> **Aim of the task**
The records that follow must be reproduced in full, exactly as written.

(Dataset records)
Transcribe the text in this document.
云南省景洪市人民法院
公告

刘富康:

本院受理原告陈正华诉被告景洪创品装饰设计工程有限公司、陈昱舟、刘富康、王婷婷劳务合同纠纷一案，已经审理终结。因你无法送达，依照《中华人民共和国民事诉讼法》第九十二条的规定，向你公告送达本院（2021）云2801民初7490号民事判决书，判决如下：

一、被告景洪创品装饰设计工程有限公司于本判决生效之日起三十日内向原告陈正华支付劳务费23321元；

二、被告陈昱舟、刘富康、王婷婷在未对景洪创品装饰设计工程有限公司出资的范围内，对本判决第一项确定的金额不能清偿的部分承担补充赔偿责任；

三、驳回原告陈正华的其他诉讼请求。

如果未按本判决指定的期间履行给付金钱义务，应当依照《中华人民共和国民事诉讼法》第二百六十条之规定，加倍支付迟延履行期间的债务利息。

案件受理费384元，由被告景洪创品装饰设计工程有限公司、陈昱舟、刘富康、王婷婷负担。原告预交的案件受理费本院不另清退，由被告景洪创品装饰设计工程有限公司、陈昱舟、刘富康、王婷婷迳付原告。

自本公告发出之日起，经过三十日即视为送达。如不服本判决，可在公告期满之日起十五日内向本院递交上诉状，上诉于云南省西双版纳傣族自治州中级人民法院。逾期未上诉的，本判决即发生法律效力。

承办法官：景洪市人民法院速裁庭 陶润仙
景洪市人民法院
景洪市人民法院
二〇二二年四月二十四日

> **Problem solution**
Transcribe the text in this document.
云南省景洪市人民法院
公告

刘富康:

本院受理原告陈正华诉被告景洪创品装饰设计工程有限公司、陈昱舟、刘富康、王婷婷劳务合同纠纷一案，已经审理终结。因你无法送达，依照《中华人民共和国民事诉讼法》第九十二条的规定，向你公告送达本院（2021）云2801民初7490号民事判决书，判决如下：

一、被告景洪创品装饰设计工程有限公司于本判决生效之日起三十日内向原告陈正华支付劳务费23321元；

二、被告陈昱舟、刘富康、王婷婷在未对景洪创品装饰设计工程有限公司出资的范围内，对本判决第一项确定的金额不能清偿的部分承担补充赔偿责任；

三、驳回原告陈正华的其他诉讼请求。

如果未按本判决指定的期间履行给付金钱义务，应当依照《中华人民共和国民事诉讼法》第二百六十条之规定，加倍支付迟延履行期间的债务利息。

案件受理费384元，由被告景洪创品装饰设计工程有限公司、陈昱舟、刘富康、王婷婷负担。原告预交的案件受理费本院不另清退，由被告景洪创品装饰设计工程有限公司、陈昱舟、刘富康、王婷婷迳付原告。

自本公告发出之日起，经过三十日即视为送达。如不服本判决，可在公告期满之日起十五日内向本院递交上诉状，上诉于云南省西双版纳傣族自治州中级人民法院。逾期未上诉的，本判决即发生法律效力。

承办法官：景洪市人民法院速裁庭 陶润仙
景洪市人民法院
景洪市人民法院
二〇二二年四月二十四日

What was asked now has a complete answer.